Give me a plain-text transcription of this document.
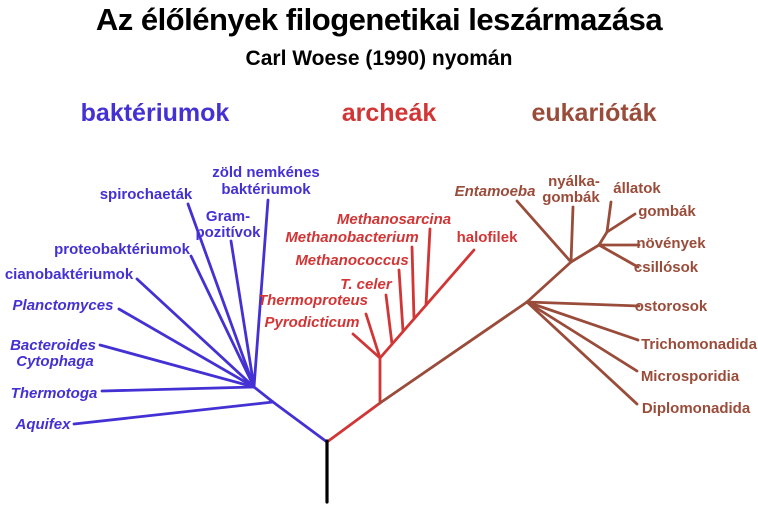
Az élőlények filogenetikai leszármazása
Carl Woese (1990) nyomán
zöld nemkénes
baktériumok
spirochaeták
Gram-
pozitívok
proteobaktériumok
cianobaktériumok
Planctomyces
Bacteroides
Cytophaga
Thermotoga
Aquifex
Methanosarcina
Methanobacterium
Methanococcus
T. celer
Thermoproteus
Pyrodicticum
halofilek
Entamoeba
nyálka-
gombák
állatok
gombák
növények
csillósok
ostorosok
Trichomonadida
Microsporidia
Diplomonadida
baktériumok	archeák	eukarióták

What this task involves ::
Send back every line above exactly, skipping all pictures.

Exercise response ::
Give me a plain-text transcription of this document.
Az élőlények filogenetikai leszármazása
Carl Woese (1990) nyomán
zöld nemkénes
baktériumok
spirochaeták
Gram-
pozitívok
proteobaktériumok
cianobaktériumok
Planctomyces
Bacteroides
Cytophaga
Thermotoga
Aquifex
Methanosarcina
Methanobacterium
Methanococcus
T. celer
Thermoproteus
Pyrodicticum
halofilek
Entamoeba
nyálka-
gombák
állatok
gombák
növények
csillósok
ostorosok
Trichomonadida
Microsporidia
Diplomonadida
baktériumok	archeák	eukarióták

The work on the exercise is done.